- THE TASK
Which lines of the records contain "this"? Collect every one of them.

Items from a figure collection
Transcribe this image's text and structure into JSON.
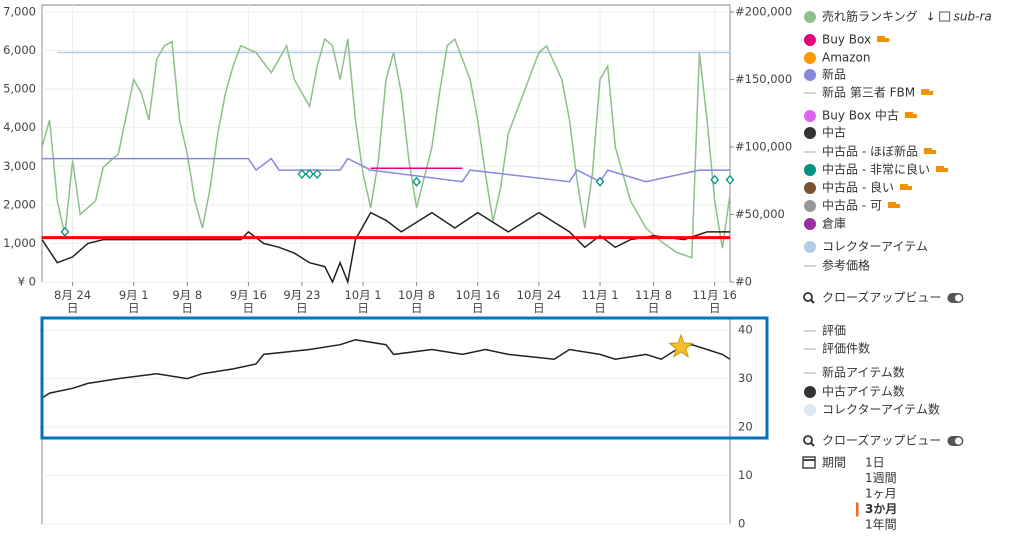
{
  "chart_data": [
    {
      "type": "line",
      "xlim": [
        "08-20",
        "11-18"
      ],
      "xticks": [
        {
          "value": "08-24",
          "label": "8月 24日"
        },
        {
          "value": "09-01",
          "label": "9月 1日"
        },
        {
          "value": "09-08",
          "label": "9月 8日"
        },
        {
          "value": "09-16",
          "label": "9月 16日"
        },
        {
          "value": "09-23",
          "label": "9月 23日"
        },
        {
          "value": "10-01",
          "label": "10月 1日"
        },
        {
          "value": "10-08",
          "label": "10月 8日"
        },
        {
          "value": "10-16",
          "label": "10月 16日"
        },
        {
          "value": "10-24",
          "label": "10月 24日"
        },
        {
          "value": "11-01",
          "label": "11月 1日"
        },
        {
          "value": "11-08",
          "label": "11月 8日"
        },
        {
          "value": "11-16",
          "label": "11月 16日"
        }
      ],
      "ylim": [
        0,
        7000
      ],
      "yticks": [
        {
          "value": 0,
          "label": "¥ 0"
        },
        {
          "value": 1000,
          "label": "1,000"
        },
        {
          "value": 2000,
          "label": "2,000"
        },
        {
          "value": 3000,
          "label": "3,000"
        },
        {
          "value": 4000,
          "label": "4,000"
        },
        {
          "value": 5000,
          "label": "5,000"
        },
        {
          "value": 6000,
          "label": "6,000"
        },
        {
          "value": 7000,
          "label": "7,000"
        }
      ],
      "y2lim": [
        0,
        200000
      ],
      "y2ticks": [
        {
          "value": 0,
          "label": "#0"
        },
        {
          "value": 50000,
          "label": "#50,000"
        },
        {
          "value": 100000,
          "label": "#100,000"
        },
        {
          "value": 150000,
          "label": "#150,000"
        },
        {
          "value": 200000,
          "label": "#200,000"
        }
      ],
      "grid": true,
      "series": [
        {
          "color": "#b4cde6",
          "x": [
            "08-22",
            "11-18"
          ],
          "values": [
            5950,
            5950
          ]
        },
        {
          "color": "#8fbf8a",
          "axis": "y2",
          "x": [
            "08-20",
            "08-21",
            "08-22",
            "08-23",
            "08-24",
            "08-25",
            "08-27",
            "08-28",
            "08-30",
            "09-01",
            "09-02",
            "09-03",
            "09-04",
            "09-05",
            "09-06",
            "09-07",
            "09-08",
            "09-09",
            "09-10",
            "09-11",
            "09-12",
            "09-13",
            "09-14",
            "09-15",
            "09-17",
            "09-19",
            "09-21",
            "09-22",
            "09-24",
            "09-25",
            "09-26",
            "09-27",
            "09-28",
            "09-29",
            "09-30",
            "10-01",
            "10-02",
            "10-03",
            "10-04",
            "10-05",
            "10-06",
            "10-07",
            "10-08",
            "10-10",
            "10-11",
            "10-12",
            "10-13",
            "10-15",
            "10-16",
            "10-17",
            "10-18",
            "10-19",
            "10-20",
            "10-22",
            "10-24",
            "10-25",
            "10-27",
            "10-28",
            "10-29",
            "10-30",
            "10-31",
            "11-01",
            "11-02",
            "11-03",
            "11-05",
            "11-07",
            "11-09",
            "11-11",
            "11-13",
            "11-14",
            "11-15",
            "11-16",
            "11-17",
            "11-18"
          ],
          "values": [
            100000,
            120000,
            60000,
            35000,
            90000,
            50000,
            60000,
            85000,
            95000,
            150000,
            140000,
            120000,
            165000,
            175000,
            178000,
            120000,
            95000,
            60000,
            40000,
            70000,
            110000,
            140000,
            160000,
            175000,
            170000,
            155000,
            175000,
            150000,
            130000,
            160000,
            180000,
            175000,
            150000,
            180000,
            120000,
            80000,
            55000,
            90000,
            150000,
            170000,
            140000,
            90000,
            55000,
            100000,
            140000,
            175000,
            180000,
            150000,
            120000,
            80000,
            45000,
            70000,
            110000,
            140000,
            170000,
            175000,
            150000,
            120000,
            75000,
            40000,
            80000,
            150000,
            160000,
            100000,
            60000,
            40000,
            30000,
            22000,
            18000,
            170000,
            120000,
            60000,
            25000,
            65000
          ]
        },
        {
          "color": "#8888dd",
          "x": [
            "08-20",
            "09-16",
            "09-17",
            "09-19",
            "09-20",
            "09-28",
            "09-29",
            "10-02",
            "10-14",
            "10-15",
            "10-28",
            "10-29",
            "11-01",
            "11-02",
            "11-07",
            "11-14",
            "11-18"
          ],
          "values": [
            3200,
            3200,
            2900,
            3200,
            2900,
            2900,
            3200,
            2900,
            2600,
            2900,
            2600,
            2900,
            2600,
            2900,
            2600,
            2900,
            2900
          ]
        },
        {
          "color": "#e4007f",
          "x": [
            "10-02",
            "10-14"
          ],
          "values": [
            2950,
            2950
          ]
        },
        {
          "color": "#222222",
          "x": [
            "08-20",
            "08-22",
            "08-24",
            "08-26",
            "08-28",
            "09-15",
            "09-16",
            "09-18",
            "09-20",
            "09-22",
            "09-24",
            "09-26",
            "09-27",
            "09-28",
            "09-29",
            "09-30",
            "10-02",
            "10-04",
            "10-06",
            "10-10",
            "10-13",
            "10-16",
            "10-20",
            "10-24",
            "10-28",
            "10-30",
            "11-01",
            "11-03",
            "11-05",
            "11-08",
            "11-12",
            "11-15",
            "11-18"
          ],
          "values": [
            1100,
            500,
            650,
            1000,
            1100,
            1100,
            1300,
            1000,
            900,
            750,
            500,
            400,
            0,
            500,
            0,
            1100,
            1800,
            1600,
            1300,
            1800,
            1400,
            1800,
            1300,
            1800,
            1300,
            900,
            1200,
            900,
            1100,
            1200,
            1100,
            1300,
            1300
          ]
        },
        {
          "color": "#ff0000",
          "x": [
            "08-20",
            "11-18"
          ],
          "values": [
            1150,
            1150
          ],
          "width": 3
        },
        {
          "color": "#00927e",
          "marker": "diamond",
          "x": [
            "08-23",
            "09-23",
            "09-24",
            "09-25",
            "10-08",
            "11-01",
            "11-16",
            "11-18"
          ],
          "values": [
            1300,
            2800,
            2800,
            2800,
            2600,
            2600,
            2650,
            2650
          ]
        }
      ]
    },
    {
      "type": "line",
      "xlim": [
        "08-20",
        "11-18"
      ],
      "ylim": [
        0,
        42.5
      ],
      "yticks": [
        0,
        10,
        20,
        30,
        40
      ],
      "grid": true,
      "series": [
        {
          "color": "#222222",
          "x": [
            "08-20",
            "08-21",
            "08-24",
            "08-26",
            "08-30",
            "09-04",
            "09-08",
            "09-10",
            "09-14",
            "09-17",
            "09-18",
            "09-24",
            "09-28",
            "09-30",
            "10-04",
            "10-05",
            "10-10",
            "10-14",
            "10-17",
            "10-20",
            "10-26",
            "10-28",
            "11-01",
            "11-03",
            "11-07",
            "11-09",
            "11-11",
            "11-13",
            "11-15",
            "11-17",
            "11-18"
          ],
          "values": [
            26,
            27,
            28,
            29,
            30,
            31,
            30,
            31,
            32,
            33,
            35,
            36,
            37,
            38,
            37,
            35,
            36,
            35,
            36,
            35,
            34,
            36,
            35,
            34,
            35,
            34,
            36,
            37,
            36,
            35,
            34
          ]
        }
      ]
    }
  ],
  "sidebar": {
    "sections": [
      {
        "items": [
          {
            "label": "売れ筋ランキング",
            "color": "#8fbf8a",
            "extra": "sub-ra"
          },
          {
            "label": "Buy Box",
            "color": "#e4007f",
            "truck": true
          },
          {
            "label": "Amazon",
            "color": "#ff9900"
          },
          {
            "label": "新品",
            "color": "#8888dd"
          },
          {
            "label": "新品 第三者 FBM",
            "truck": true
          },
          {
            "label": "Buy Box 中古",
            "color": "#dd66ee",
            "truck": true
          },
          {
            "label": "中古",
            "color": "#333333"
          },
          {
            "label": "中古品 - ほぼ新品",
            "truck": true
          },
          {
            "label": "中古品 - 非常に良い",
            "color": "#00927e",
            "truck": true
          },
          {
            "label": "中古品 - 良い",
            "color": "#7a5230",
            "truck": true
          },
          {
            "label": "中古品 - 可",
            "color": "#999999",
            "truck": true
          },
          {
            "label": "倉庫",
            "color": "#9a2fa0"
          },
          {
            "label": "コレクターアイテム",
            "color": "#b4cde6"
          },
          {
            "label": "参考価格"
          }
        ],
        "closeup": "クローズアップビュー"
      },
      {
        "items": [
          {
            "label": "評価"
          },
          {
            "label": "評価件数"
          },
          {
            "label": "新品アイテム数"
          },
          {
            "label": "中古アイテム数",
            "color": "#333333"
          },
          {
            "label": "コレクターアイテム数",
            "color": "#dde8f3"
          }
        ],
        "closeup": "クローズアップビュー"
      }
    ],
    "period_label": "期間",
    "periods": [
      {
        "label": "1日"
      },
      {
        "label": "1週間"
      },
      {
        "label": "1ヶ月"
      },
      {
        "label": "3か月",
        "selected": true
      },
      {
        "label": "1年間"
      }
    ]
  }
}
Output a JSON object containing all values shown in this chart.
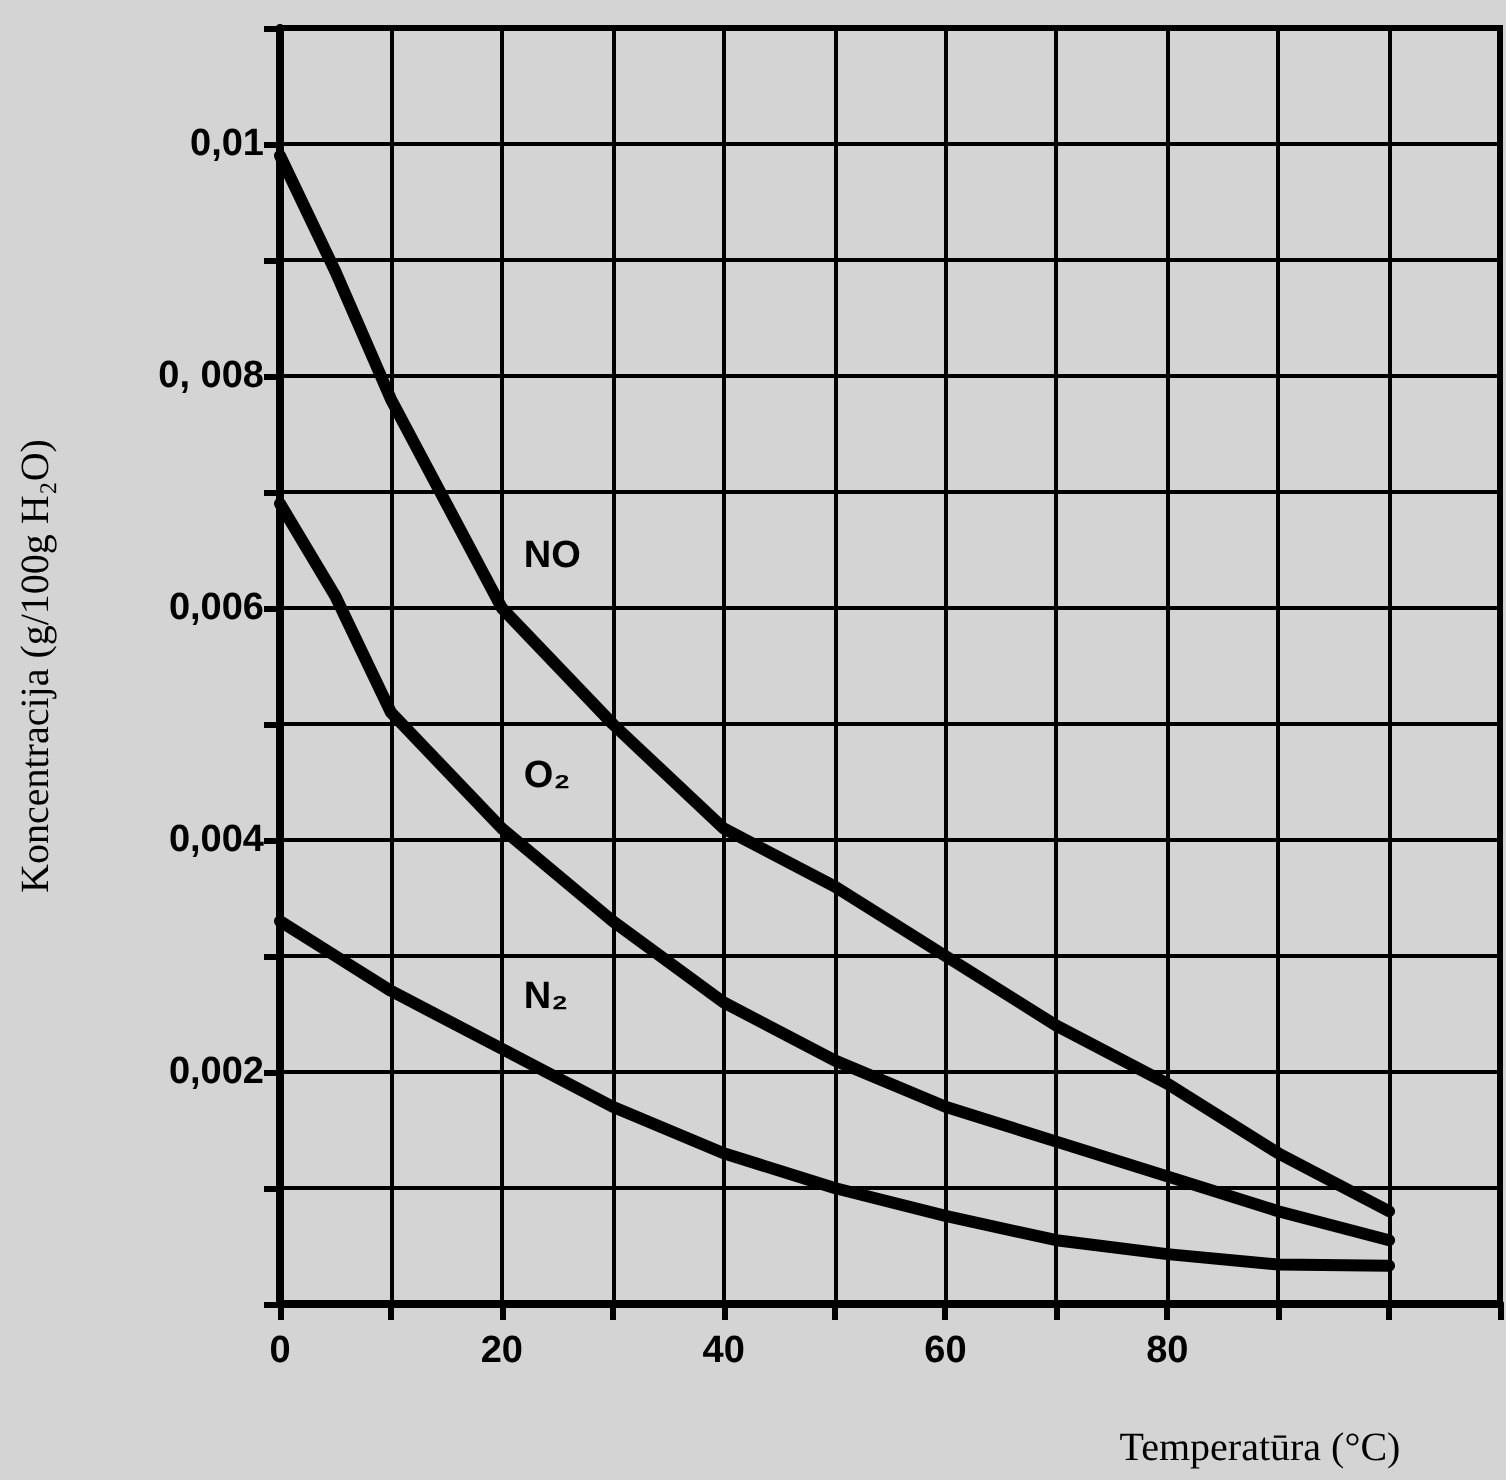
{
  "chart_data": {
    "type": "line",
    "xlabel": "Temperatūra (°C)",
    "ylabel": "Koncentracija (g/100g H₂O)",
    "x": [
      0,
      5,
      10,
      20,
      30,
      40,
      50,
      60,
      70,
      80,
      90,
      100
    ],
    "series": [
      {
        "name": "NO",
        "color": "#000000",
        "values": [
          0.0099,
          0.0089,
          0.0078,
          0.006,
          0.005,
          0.0041,
          0.0036,
          0.003,
          0.0024,
          0.0019,
          0.0013,
          0.0008
        ]
      },
      {
        "name": "O₂",
        "color": "#000000",
        "values": [
          0.0069,
          0.0061,
          0.0051,
          0.0041,
          0.0033,
          0.0026,
          0.0021,
          0.0017,
          0.0014,
          0.0011,
          0.0008,
          0.00055
        ]
      },
      {
        "name": "N₂",
        "color": "#000000",
        "values": [
          0.0033,
          0.003,
          0.0027,
          0.0022,
          0.0017,
          0.0013,
          0.001,
          0.00076,
          0.00055,
          0.00043,
          0.00034,
          0.00033
        ]
      }
    ],
    "xlim": [
      0,
      110
    ],
    "xticks": [
      {
        "value": 0,
        "label": "0"
      },
      {
        "value": 10,
        "label": null
      },
      20,
      {
        "value": 30,
        "label": null
      },
      40,
      {
        "value": 50,
        "label": null
      },
      60,
      {
        "value": 70,
        "label": null
      },
      80,
      {
        "value": 90,
        "label": null
      },
      {
        "value": 100,
        "label": null
      },
      {
        "value": 110,
        "label": null
      }
    ],
    "ylim": [
      0,
      0.011
    ],
    "yticks": [
      {
        "value": 0,
        "label": null
      },
      {
        "value": 0.001,
        "label": null
      },
      {
        "value": 0.002,
        "label": "0,002"
      },
      {
        "value": 0.003,
        "label": null
      },
      {
        "value": 0.004,
        "label": "0,004"
      },
      {
        "value": 0.005,
        "label": null
      },
      {
        "value": 0.006,
        "label": "0,006"
      },
      {
        "value": 0.007,
        "label": null
      },
      {
        "value": 0.008,
        "label": "0, 008"
      },
      {
        "value": 0.009,
        "label": null
      },
      {
        "value": 0.01,
        "label": "0,01"
      },
      {
        "value": 0.011,
        "label": null
      }
    ],
    "grid": true,
    "marker": "none",
    "line_style": "solid",
    "legend": false
  }
}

- TASK RESPONSE
Transcribe this image's text and structure into JSON.
Output a JSON object containing all values shown in this chart.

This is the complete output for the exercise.